Problem description: Copy every record exactly, and keep the pictures out.

Dataset records:
** start **

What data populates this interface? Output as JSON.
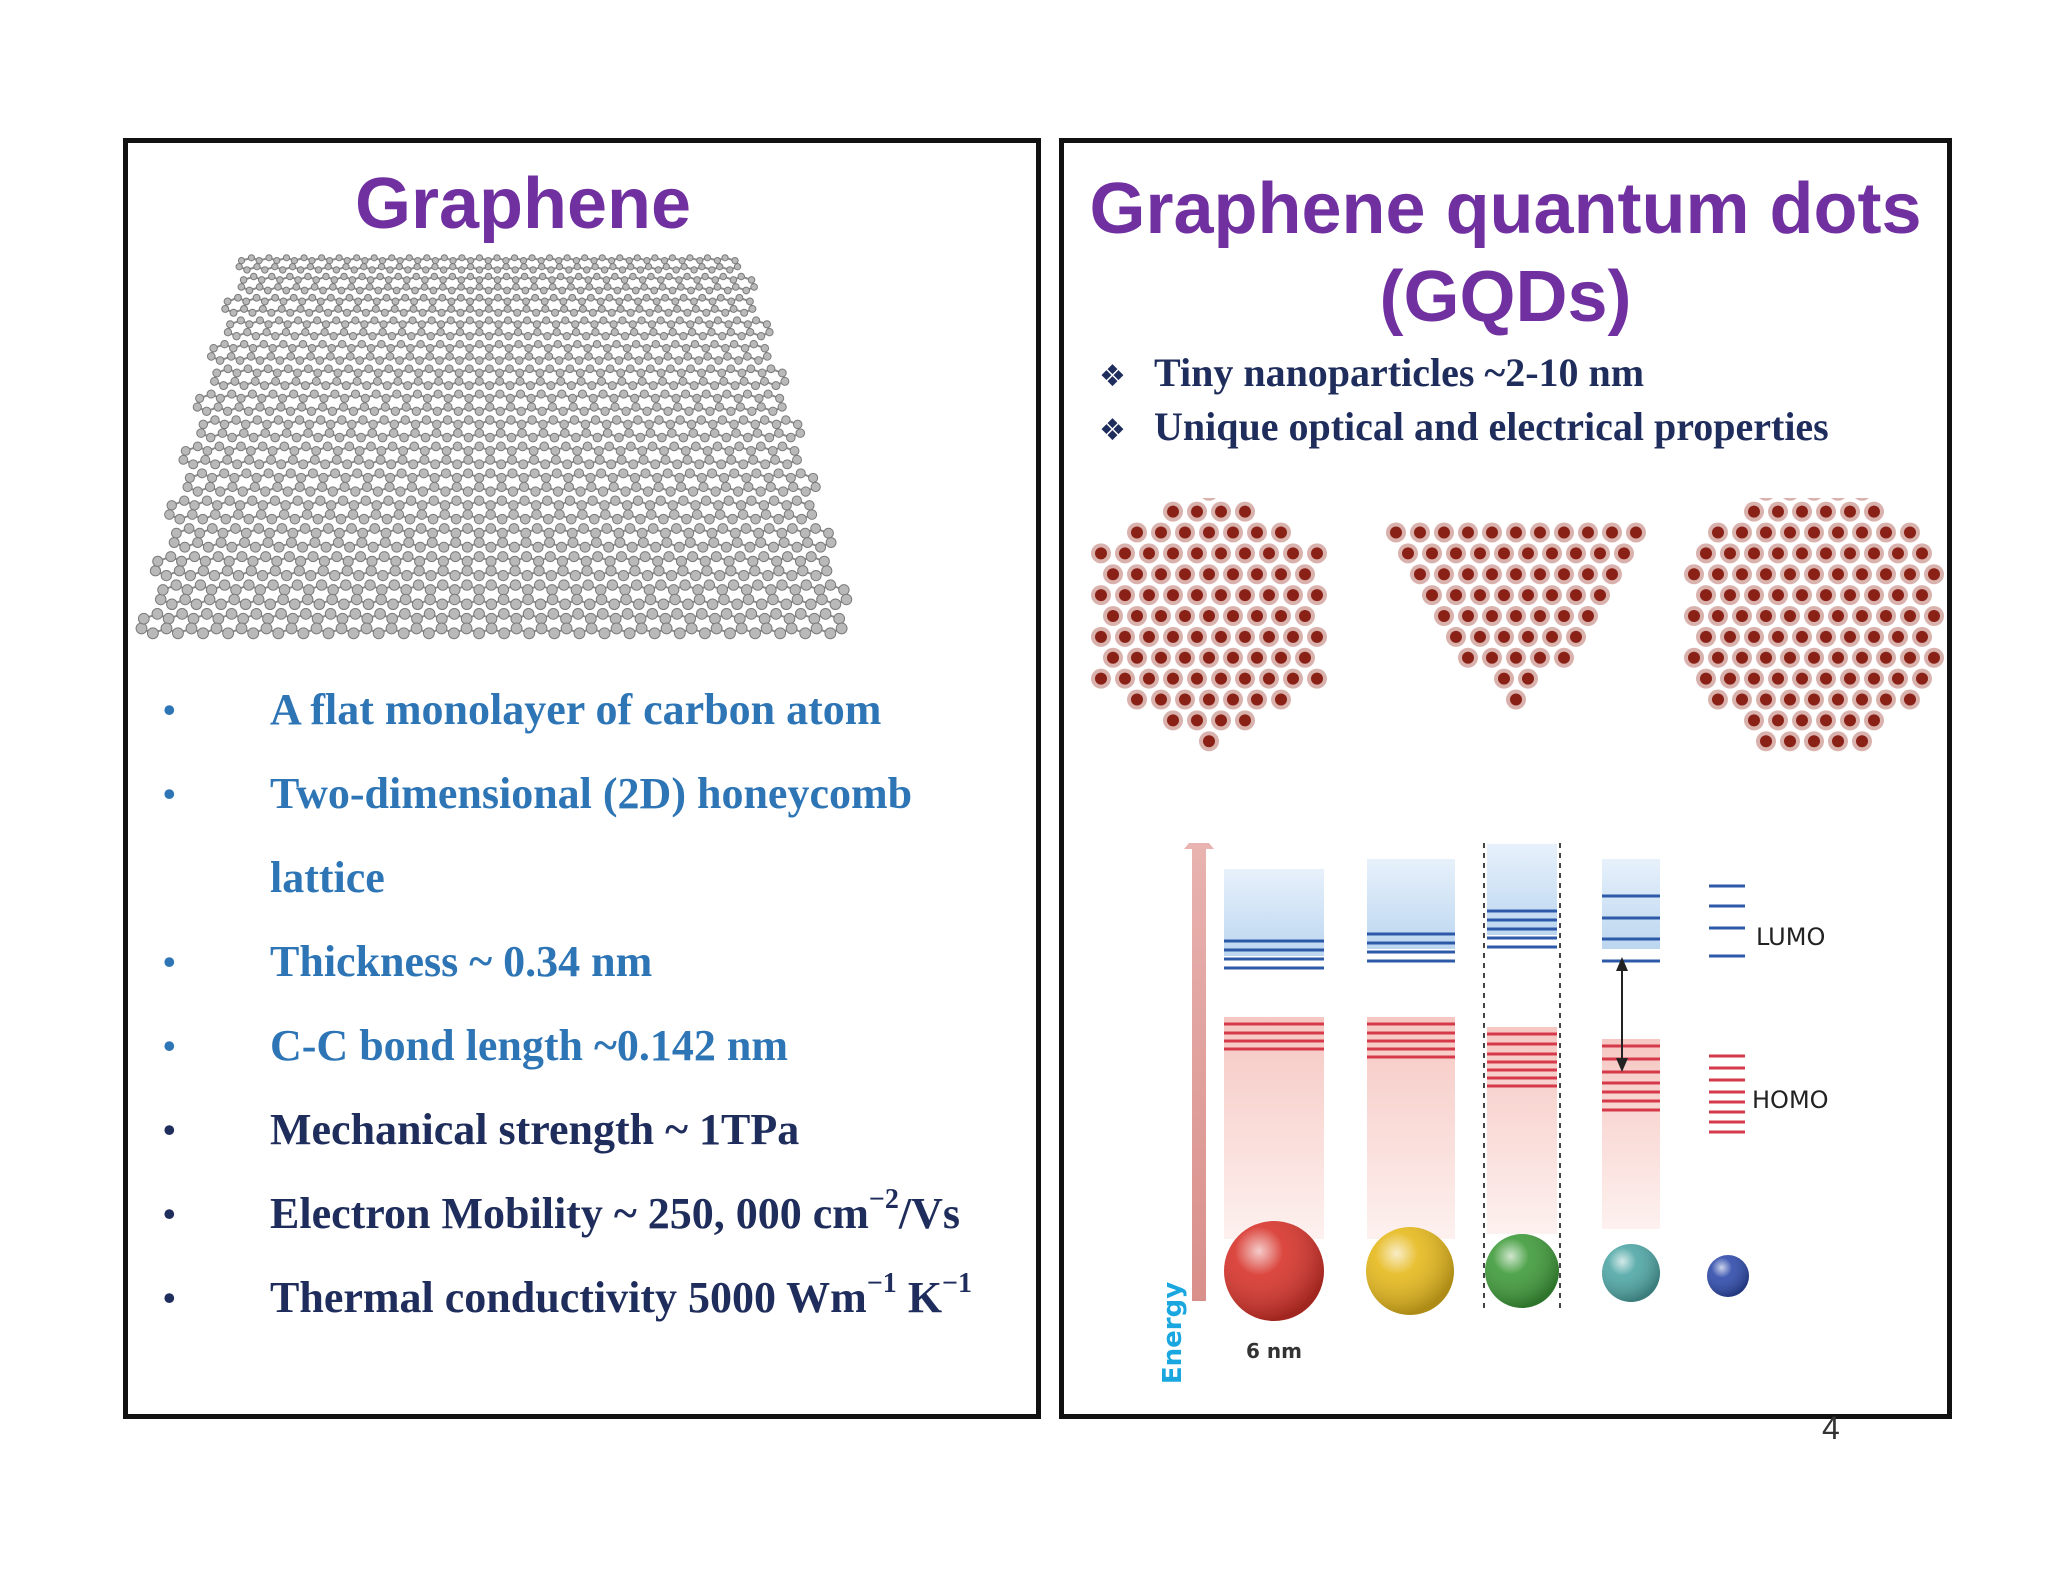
{
  "left": {
    "title": "Graphene",
    "properties": [
      {
        "text": "A flat monolayer of carbon atom",
        "color": "#2e75b6"
      },
      {
        "text": "Two-dimensional (2D) honeycomb",
        "color": "#2e75b6"
      },
      {
        "text": "lattice",
        "color": "#2e75b6",
        "continuation": true
      },
      {
        "text": "Thickness ~ 0.34 nm",
        "color": "#2e75b6"
      },
      {
        "text": "C-C bond length ~0.142 nm",
        "color": "#2e75b6"
      },
      {
        "text": "Mechanical strength ~ 1TPa",
        "color": "#1f2d5c"
      }
    ],
    "mobility": {
      "prefix": "Electron Mobility ~ 250, 000 cm",
      "exp": "−2",
      "suffix": "/Vs"
    },
    "thermal": {
      "prefix": "Thermal conductivity 5000 Wm",
      "exp1": "−1",
      "mid": " K",
      "exp2": "−1"
    },
    "bullet": "•"
  },
  "right": {
    "title_line1": "Graphene quantum dots",
    "title_line2": "(GQDs)",
    "features": [
      "Tiny nanoparticles ~2-10 nm",
      "Unique optical and electrical properties"
    ],
    "feature_bullet": "❖",
    "diagram": {
      "axis_label": "Energy",
      "lumo_label": "LUMO",
      "homo_label": "HOMO",
      "size_label": "6 nm",
      "sphere_colors": [
        "#d7332a",
        "#e6b91c",
        "#3f9b3a",
        "#4fa7a6",
        "#2f4bab"
      ]
    }
  },
  "page_number": "4"
}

** end **

Answer to this task:
What data populates this interface? Output as JSON.
{
  "left": {
    "title": "Graphene",
    "properties": [
      {
        "text": "A flat monolayer of carbon atom",
        "color": "#2e75b6"
      },
      {
        "text": "Two-dimensional (2D) honeycomb",
        "color": "#2e75b6"
      },
      {
        "text": "lattice",
        "color": "#2e75b6",
        "continuation": true
      },
      {
        "text": "Thickness ~ 0.34 nm",
        "color": "#2e75b6"
      },
      {
        "text": "C-C bond length ~0.142 nm",
        "color": "#2e75b6"
      },
      {
        "text": "Mechanical strength ~ 1TPa",
        "color": "#1f2d5c"
      }
    ],
    "mobility": {
      "prefix": "Electron Mobility ~ 250, 000 cm",
      "exp": "−2",
      "suffix": "/Vs"
    },
    "thermal": {
      "prefix": "Thermal conductivity 5000 Wm",
      "exp1": "−1",
      "mid": " K",
      "exp2": "−1"
    },
    "bullet": "•"
  },
  "right": {
    "title_line1": "Graphene quantum dots",
    "title_line2": "(GQDs)",
    "features": [
      "Tiny nanoparticles ~2-10 nm",
      "Unique optical and electrical properties"
    ],
    "feature_bullet": "❖",
    "diagram": {
      "axis_label": "Energy",
      "lumo_label": "LUMO",
      "homo_label": "HOMO",
      "size_label": "6 nm",
      "sphere_colors": [
        "#d7332a",
        "#e6b91c",
        "#3f9b3a",
        "#4fa7a6",
        "#2f4bab"
      ]
    }
  },
  "page_number": "4"
}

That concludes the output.